** Start of Dataset entries **

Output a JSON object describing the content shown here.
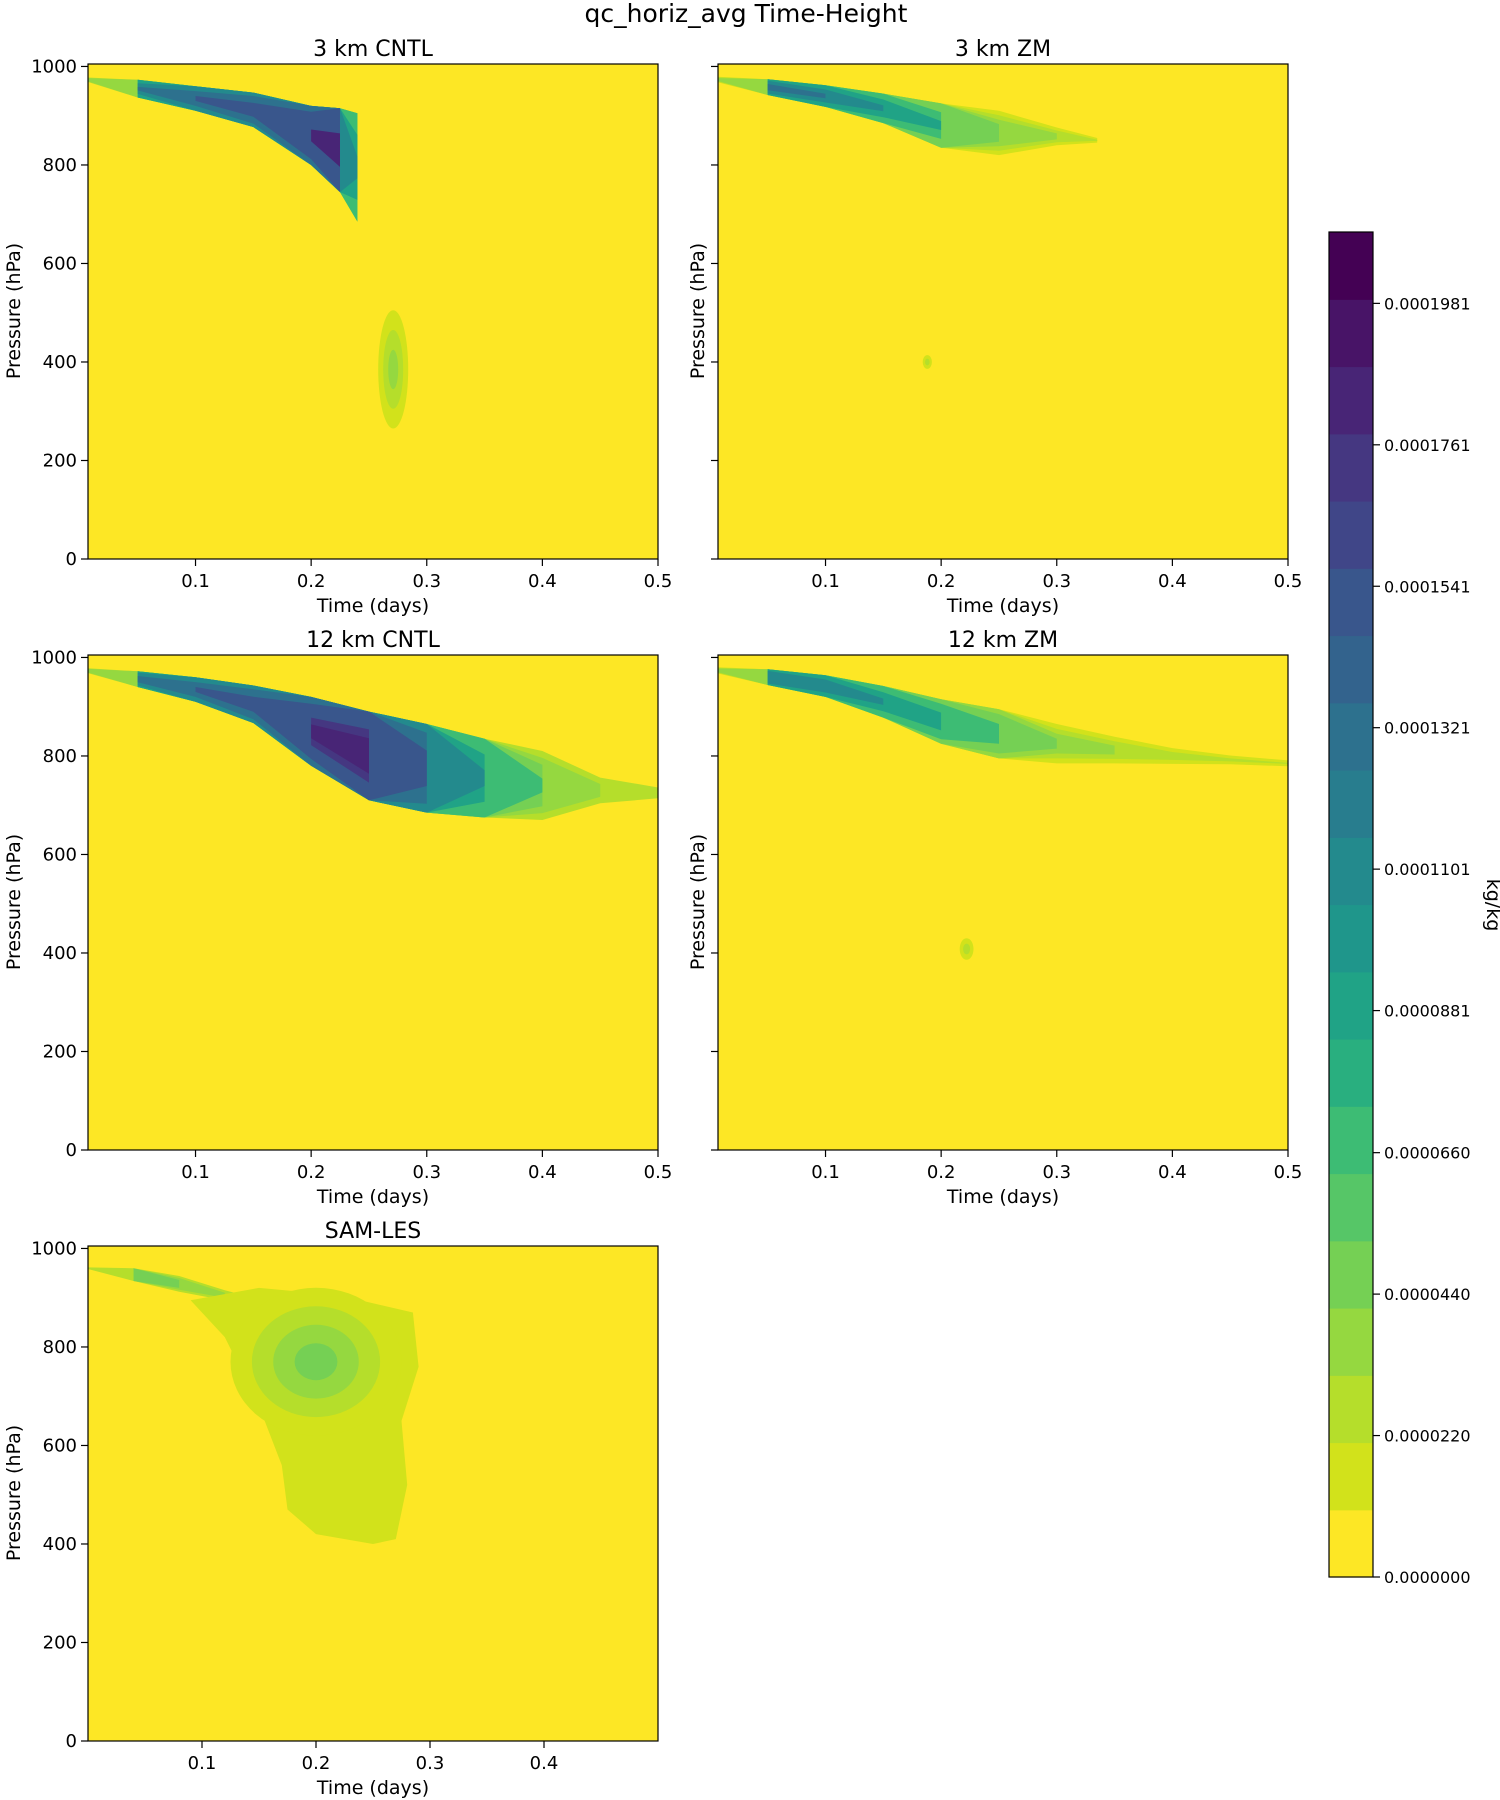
{
  "chart_data": {
    "type": "contour",
    "title": "qc_horiz_avg Time-Height",
    "value_units": "kg/kg",
    "colormap_levels": [
      "#fde725",
      "#d2e21b",
      "#b5de2b",
      "#95d840",
      "#75d054",
      "#56c667",
      "#3dbc74",
      "#29af7f",
      "#20a386",
      "#1f968b",
      "#238a8d",
      "#287d8e",
      "#2d718e",
      "#33638d",
      "#39568c",
      "#404688",
      "#453781",
      "#482576",
      "#481467",
      "#440154"
    ],
    "colorbar": {
      "label": "kg/kg",
      "vmin": 0,
      "vmax": 0.0002092,
      "tick_values": [
        0,
        2.2e-05,
        4.4e-05,
        6.6e-05,
        8.81e-05,
        0.0001101,
        0.0001321,
        0.0001541,
        0.0001761,
        0.0001981
      ],
      "tick_labels": [
        "0.0000000",
        "0.0000220",
        "0.0000440",
        "0.0000660",
        "0.0000881",
        "0.0001101",
        "0.0001321",
        "0.0001541",
        "0.0001761",
        "0.0001981"
      ]
    },
    "panels": [
      {
        "title": "3 km CNTL",
        "xlabel": "Time (days)",
        "ylabel": "Pressure (hPa)",
        "xlim": [
          0.007,
          0.5
        ],
        "ylim": [
          1005,
          0
        ],
        "xticks": [
          0.1,
          0.2,
          0.3,
          0.4,
          0.5
        ],
        "xtick_labels": [
          "0.1",
          "0.2",
          "0.3",
          "0.4",
          "0.5"
        ],
        "yticks": [
          0,
          200,
          400,
          600,
          800,
          1000
        ],
        "ytick_labels": [
          "0",
          "200",
          "400",
          "600",
          "800",
          "1000"
        ],
        "show_ylabels": true,
        "features": [
          {
            "type": "plume",
            "points": [
              [
                0.0,
                976,
                8,
                2.5
              ],
              [
                0.05,
                955,
                18,
                12
              ],
              [
                0.1,
                935,
                25,
                14
              ],
              [
                0.15,
                912,
                35,
                15
              ],
              [
                0.2,
                860,
                60,
                17
              ],
              [
                0.225,
                830,
                85,
                18
              ],
              [
                0.24,
                795,
                110,
                10
              ]
            ],
            "levels": [
              2,
              3,
              4,
              6,
              8,
              10,
              12,
              14,
              17
            ]
          },
          {
            "type": "blob",
            "cx": 0.271,
            "cp": 385,
            "rx": 0.013,
            "rp": 120,
            "peak": 3
          }
        ]
      },
      {
        "title": "3 km ZM",
        "xlabel": "Time (days)",
        "ylabel": "Pressure (hPa)",
        "xlim": [
          0.007,
          0.5
        ],
        "ylim": [
          1005,
          0
        ],
        "xticks": [
          0.1,
          0.2,
          0.3,
          0.4,
          0.5
        ],
        "xtick_labels": [
          "0.1",
          "0.2",
          "0.3",
          "0.4",
          "0.5"
        ],
        "yticks": [
          0,
          200,
          400,
          600,
          800,
          1000
        ],
        "ytick_labels": [
          "0",
          "200",
          "400",
          "600",
          "800",
          "1000"
        ],
        "show_ylabels": false,
        "features": [
          {
            "type": "plume",
            "points": [
              [
                0.0,
                976,
                8,
                2.5
              ],
              [
                0.05,
                958,
                16,
                13
              ],
              [
                0.1,
                940,
                22,
                12
              ],
              [
                0.15,
                915,
                30,
                10
              ],
              [
                0.2,
                880,
                45,
                8
              ],
              [
                0.25,
                865,
                45,
                5
              ],
              [
                0.3,
                858,
                30,
                3
              ],
              [
                0.335,
                850,
                18,
                1.3
              ]
            ],
            "levels": [
              1,
              2,
              3,
              4,
              6,
              8,
              10,
              12
            ]
          },
          {
            "type": "blob",
            "cx": 0.188,
            "cp": 400,
            "rx": 0.004,
            "rp": 14,
            "peak": 2
          }
        ]
      },
      {
        "title": "12 km CNTL",
        "xlabel": "Time (days)",
        "ylabel": "Pressure (hPa)",
        "xlim": [
          0.007,
          0.5
        ],
        "ylim": [
          1005,
          0
        ],
        "xticks": [
          0.1,
          0.2,
          0.3,
          0.4,
          0.5
        ],
        "xtick_labels": [
          "0.1",
          "0.2",
          "0.3",
          "0.4",
          "0.5"
        ],
        "yticks": [
          0,
          200,
          400,
          600,
          800,
          1000
        ],
        "ytick_labels": [
          "0",
          "200",
          "400",
          "600",
          "800",
          "1000"
        ],
        "show_ylabels": true,
        "features": [
          {
            "type": "plume",
            "points": [
              [
                0.0,
                976,
                8,
                3
              ],
              [
                0.05,
                956,
                16,
                13
              ],
              [
                0.1,
                935,
                25,
                14
              ],
              [
                0.15,
                905,
                38,
                15
              ],
              [
                0.2,
                850,
                70,
                17
              ],
              [
                0.25,
                800,
                90,
                18
              ],
              [
                0.3,
                775,
                90,
                15
              ],
              [
                0.35,
                755,
                80,
                10
              ],
              [
                0.4,
                740,
                70,
                6
              ],
              [
                0.45,
                730,
                65,
                3
              ],
              [
                0.5,
                725,
                55,
                2
              ]
            ],
            "levels": [
              2,
              3,
              4,
              6,
              8,
              10,
              12,
              14,
              16,
              17
            ]
          }
        ]
      },
      {
        "title": "12 km ZM",
        "xlabel": "Time (days)",
        "ylabel": "Pressure (hPa)",
        "xlim": [
          0.007,
          0.5
        ],
        "ylim": [
          1005,
          0
        ],
        "xticks": [
          0.1,
          0.2,
          0.3,
          0.4,
          0.5
        ],
        "xtick_labels": [
          "0.1",
          "0.2",
          "0.3",
          "0.4",
          "0.5"
        ],
        "yticks": [
          0,
          200,
          400,
          600,
          800,
          1000
        ],
        "ytick_labels": [
          "0",
          "200",
          "400",
          "600",
          "800",
          "1000"
        ],
        "show_ylabels": false,
        "features": [
          {
            "type": "plume",
            "points": [
              [
                0.0,
                976,
                8,
                3
              ],
              [
                0.05,
                960,
                16,
                13
              ],
              [
                0.1,
                942,
                22,
                12
              ],
              [
                0.15,
                910,
                32,
                10
              ],
              [
                0.2,
                870,
                45,
                9
              ],
              [
                0.25,
                845,
                50,
                7
              ],
              [
                0.3,
                825,
                50,
                4
              ],
              [
                0.35,
                812,
                45,
                3
              ],
              [
                0.4,
                800,
                40,
                2
              ],
              [
                0.45,
                792,
                30,
                1.5
              ],
              [
                0.5,
                785,
                25,
                1.2
              ]
            ],
            "levels": [
              1,
              2,
              3,
              4,
              6,
              8,
              10
            ]
          },
          {
            "type": "blob",
            "cx": 0.222,
            "cp": 408,
            "rx": 0.006,
            "rp": 22,
            "peak": 2
          }
        ]
      },
      {
        "title": "SAM-LES",
        "xlabel": "Time (days)",
        "ylabel": "Pressure (hPa)",
        "xlim": [
          0.0,
          0.5
        ],
        "ylim": [
          1005,
          0
        ],
        "xticks": [
          0.1,
          0.2,
          0.3,
          0.4
        ],
        "xtick_labels": [
          "0.1",
          "0.2",
          "0.3",
          "0.4"
        ],
        "yticks": [
          0,
          200,
          400,
          600,
          800,
          1000
        ],
        "ytick_labels": [
          "0",
          "200",
          "400",
          "600",
          "800",
          "1000"
        ],
        "show_ylabels": true,
        "features": [
          {
            "type": "plume",
            "points": [
              [
                0.0,
                960,
                8,
                2
              ],
              [
                0.04,
                947,
                13,
                10
              ],
              [
                0.08,
                928,
                20,
                5
              ],
              [
                0.12,
                905,
                25,
                3
              ],
              [
                0.16,
                885,
                30,
                2
              ],
              [
                0.2,
                870,
                30,
                2
              ]
            ],
            "levels": [
              2,
              3,
              4,
              6,
              8
            ]
          },
          {
            "type": "region",
            "polygon": [
              [
                0.09,
                895
              ],
              [
                0.12,
                820
              ],
              [
                0.15,
                680
              ],
              [
                0.17,
                560
              ],
              [
                0.175,
                470
              ],
              [
                0.2,
                420
              ],
              [
                0.25,
                400
              ],
              [
                0.27,
                410
              ],
              [
                0.28,
                520
              ],
              [
                0.275,
                650
              ],
              [
                0.29,
                760
              ],
              [
                0.285,
                870
              ],
              [
                0.22,
                905
              ],
              [
                0.15,
                920
              ]
            ],
            "level": 1
          },
          {
            "type": "blob",
            "cx": 0.2,
            "cp": 770,
            "rx": 0.075,
            "rp": 150,
            "peak": 4
          }
        ]
      }
    ]
  }
}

** End of Dataset entries **

**Set task**. Gather up every line from the listing above in which the word "title" occurs.

**The response**.
    "title": "qc_horiz_avg Time-Height",
        "title": "3 km CNTL",
        "title": "3 km ZM",
        "title": "12 km CNTL",
        "title": "12 km ZM",
        "title": "SAM-LES",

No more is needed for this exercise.